Excerpt

┄┄┄┄┄┄┄┄┄┄

Getting Started Using Phi-3-mini-4k-instruct-onnx for Text Generation with NLP Techniques

This post has been republished via RSS; it originally appeared at: Microsoft Tech Community - Latest Blogs - .

The Phi-3 mini models are AI models. The short context version Phi-3-mini-4k-instruct-onnx has a prompt length of 4k words, while the long context version can accept much longer prompts and produce longer output text.

In this tutorial, we will be using the short context version of the Phi-3 ONNX models ( Phi-3-mini-4k-instruct-onnx) and using the model available from Hugging Face.

Before we begin, it is important to install the git large file system extension and the Hugging Face CLI. These tools are necessary for downloading the ONNX models. Additionally, we will focus this tutorial on using the CPU to run the models. If you have a GPU, you can use DirectML or NVIDIA CUDA GPU setups for optimal performance depending on your operating system.

┄┄┄┄┄┄┄┄┄┄

Extracted information
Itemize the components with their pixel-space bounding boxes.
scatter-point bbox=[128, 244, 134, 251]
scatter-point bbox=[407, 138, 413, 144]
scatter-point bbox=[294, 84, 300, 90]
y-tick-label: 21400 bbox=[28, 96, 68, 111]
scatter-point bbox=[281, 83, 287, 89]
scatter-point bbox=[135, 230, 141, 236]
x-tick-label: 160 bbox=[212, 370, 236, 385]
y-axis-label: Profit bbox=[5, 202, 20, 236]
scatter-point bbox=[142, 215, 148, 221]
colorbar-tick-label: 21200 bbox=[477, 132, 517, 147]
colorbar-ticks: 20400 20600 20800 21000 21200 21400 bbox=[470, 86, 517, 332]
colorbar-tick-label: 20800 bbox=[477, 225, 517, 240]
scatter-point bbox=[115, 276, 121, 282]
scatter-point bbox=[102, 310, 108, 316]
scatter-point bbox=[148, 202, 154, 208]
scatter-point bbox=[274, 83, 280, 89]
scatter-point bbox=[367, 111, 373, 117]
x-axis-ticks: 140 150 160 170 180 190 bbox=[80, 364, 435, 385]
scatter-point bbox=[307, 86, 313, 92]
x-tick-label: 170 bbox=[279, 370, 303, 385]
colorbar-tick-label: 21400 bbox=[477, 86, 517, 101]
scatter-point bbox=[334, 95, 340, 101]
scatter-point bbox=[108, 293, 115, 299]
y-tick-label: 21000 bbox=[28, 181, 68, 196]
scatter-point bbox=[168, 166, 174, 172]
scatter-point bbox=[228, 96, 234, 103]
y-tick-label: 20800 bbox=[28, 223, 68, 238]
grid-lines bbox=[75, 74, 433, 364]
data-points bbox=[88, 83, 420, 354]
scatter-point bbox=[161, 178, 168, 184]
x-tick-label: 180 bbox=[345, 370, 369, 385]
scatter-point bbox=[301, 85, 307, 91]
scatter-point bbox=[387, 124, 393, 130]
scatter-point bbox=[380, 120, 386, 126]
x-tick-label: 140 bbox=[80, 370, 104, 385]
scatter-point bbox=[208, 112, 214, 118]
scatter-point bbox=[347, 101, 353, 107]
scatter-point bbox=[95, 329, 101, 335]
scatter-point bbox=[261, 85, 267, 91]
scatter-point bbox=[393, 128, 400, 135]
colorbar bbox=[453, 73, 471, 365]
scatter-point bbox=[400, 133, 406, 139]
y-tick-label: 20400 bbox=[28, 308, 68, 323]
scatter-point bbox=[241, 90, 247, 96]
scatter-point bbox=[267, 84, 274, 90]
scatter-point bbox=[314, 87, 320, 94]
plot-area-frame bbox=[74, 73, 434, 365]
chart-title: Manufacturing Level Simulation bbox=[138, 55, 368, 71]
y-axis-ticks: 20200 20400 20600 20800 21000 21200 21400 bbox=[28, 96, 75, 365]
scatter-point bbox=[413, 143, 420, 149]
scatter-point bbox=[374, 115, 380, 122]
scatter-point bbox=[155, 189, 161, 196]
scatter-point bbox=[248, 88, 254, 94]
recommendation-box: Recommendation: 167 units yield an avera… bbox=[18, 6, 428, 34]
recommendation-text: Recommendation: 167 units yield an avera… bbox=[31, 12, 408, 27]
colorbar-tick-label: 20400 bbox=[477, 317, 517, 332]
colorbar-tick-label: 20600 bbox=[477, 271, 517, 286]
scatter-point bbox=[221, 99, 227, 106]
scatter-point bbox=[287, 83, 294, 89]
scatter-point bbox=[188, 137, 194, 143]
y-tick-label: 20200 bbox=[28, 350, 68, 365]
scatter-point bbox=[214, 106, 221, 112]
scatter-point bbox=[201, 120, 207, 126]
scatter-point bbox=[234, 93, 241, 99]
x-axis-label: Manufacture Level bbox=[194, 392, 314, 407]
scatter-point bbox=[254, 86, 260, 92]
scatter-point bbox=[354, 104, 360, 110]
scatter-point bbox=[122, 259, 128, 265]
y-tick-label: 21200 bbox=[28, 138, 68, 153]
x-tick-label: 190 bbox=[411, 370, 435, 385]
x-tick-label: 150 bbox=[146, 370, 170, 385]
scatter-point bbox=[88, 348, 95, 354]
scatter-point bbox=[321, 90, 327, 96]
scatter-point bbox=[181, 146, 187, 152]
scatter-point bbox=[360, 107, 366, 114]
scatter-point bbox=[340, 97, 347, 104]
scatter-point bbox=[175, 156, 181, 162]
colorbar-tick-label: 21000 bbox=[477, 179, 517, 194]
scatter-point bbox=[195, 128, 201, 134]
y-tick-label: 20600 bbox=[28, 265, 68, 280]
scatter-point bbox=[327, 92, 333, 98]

┄┄┄┄┄┄┄┄┄┄

Task objective
Restate the stretch of the Phi-3 tutorial from "This post has" through "longer output text.", swapping "long context version" for "extended context version".

Solution to the exercise
This post has been republished via RSS; it originally appeared at: Microsoft Tech Community - Latest Blogs - .

The Phi-3 mini models are AI models. The short context version Phi-3-mini-4k-instruct-onnx has a prompt length of 4k words, while the extended context version can accept much longer prompts and produce longer output text.